Gather all lines in the entries that include the word "Aralık".
-- Begin Dataset records --
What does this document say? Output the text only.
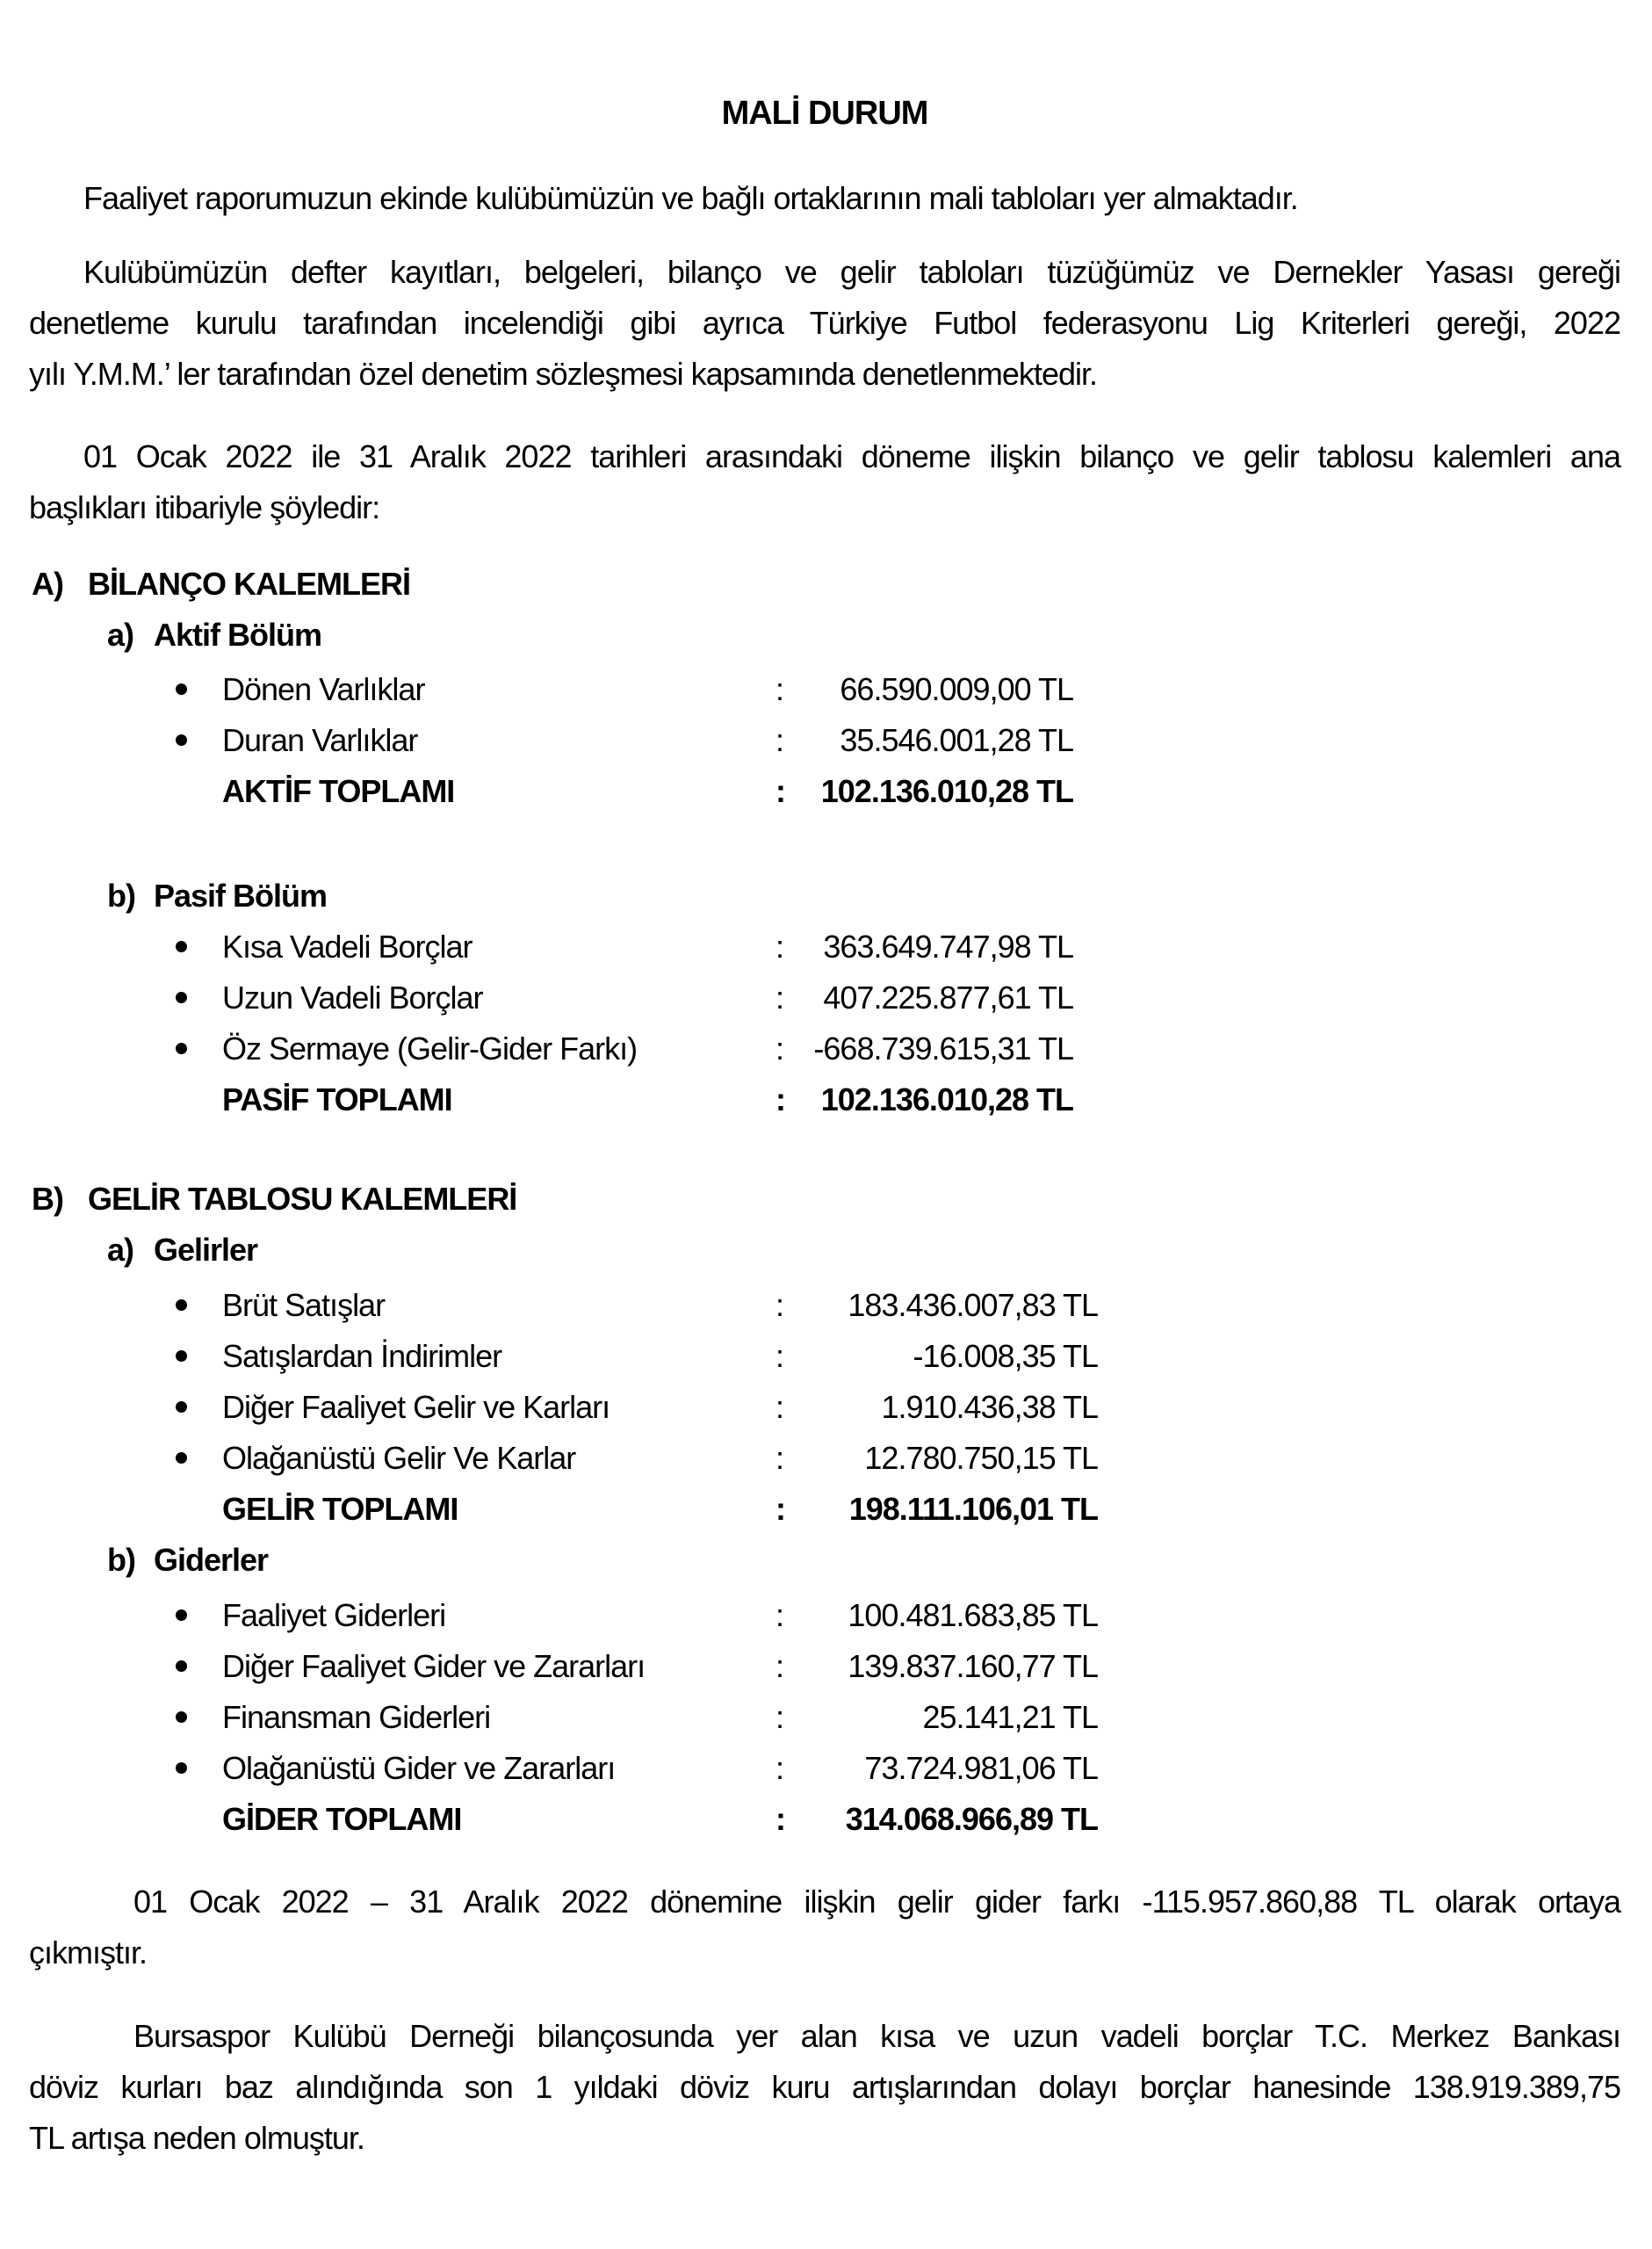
MALİ DURUM
Faaliyet raporumuzun ekinde kulübümüzün ve bağlı ortaklarının mali tabloları yer almaktadır.
Kulübümüzün defter kayıtları, belgeleri, bilanço ve gelir tabloları tüzüğümüz ve Dernekler Yasası gereği
denetleme kurulu tarafından incelendiği gibi ayrıca Türkiye Futbol federasyonu Lig Kriterleri gereği, 2022
yılı Y.M.M.’ ler tarafından özel denetim sözleşmesi kapsamında denetlenmektedir.
01 Ocak 2022 ile 31 Aralık 2022 tarihleri arasındaki döneme ilişkin bilanço ve gelir tablosu kalemleri ana
başlıkları itibariyle şöyledir:
A) BİLANÇO KALEMLERİ
a) Aktif Bölüm
Dönen Varlıklar	: 66.590.009,00 TL
Duran Varlıklar	: 35.546.001,28 TL
AKTİF TOPLAMI	: 102.136.010,28 TL
b) Pasif Bölüm
Kısa Vadeli Borçlar	: 363.649.747,98 TL
Uzun Vadeli Borçlar	: 407.225.877,61 TL
Öz Sermaye (Gelir-Gider Farkı)	: -668.739.615,31 TL
PASİF TOPLAMI	: 102.136.010,28 TL
B) GELİR TABLOSU KALEMLERİ
a) Gelirler
Brüt Satışlar	: 183.436.007,83 TL
Satışlardan İndirimler	:	-16.008,35 TL
Diğer Faaliyet Gelir ve Karları	:	1.910.436,38 TL
Olağanüstü Gelir Ve Karlar	:	12.780.750,15 TL
GELİR TOPLAMI	: 198.111.106,01 TL
b) Giderler
Faaliyet Giderleri	: 100.481.683,85 TL
Diğer Faaliyet Gider ve Zararları	: 139.837.160,77 TL
Finansman Giderleri	:	25.141,21 TL
Olağanüstü Gider ve Zararları	:	73.724.981,06 TL
GİDER TOPLAMI	: 314.068.966,89 TL
01 Ocak 2022 – 31 Aralık 2022 dönemine ilişkin gelir gider farkı -115.957.860,88 TL olarak ortaya
çıkmıştır.
Bursaspor Kulübü Derneği bilançosunda yer alan kısa ve uzun vadeli borçlar T.C. Merkez Bankası
döviz kurları baz alındığında son 1 yıldaki döviz kuru artışlarından dolayı borçlar hanesinde 138.919.389,75
TL artışa neden olmuştur.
-- End Dataset records --
• _Exercise solution_
01 Ocak 2022 ile 31 Aralık 2022 tarihleri arasındaki döneme ilişkin bilanço ve gelir tablosu kalemleri ana
01 Ocak 2022 – 31 Aralık 2022 dönemine ilişkin gelir gider farkı -115.957.860,88 TL olarak ortaya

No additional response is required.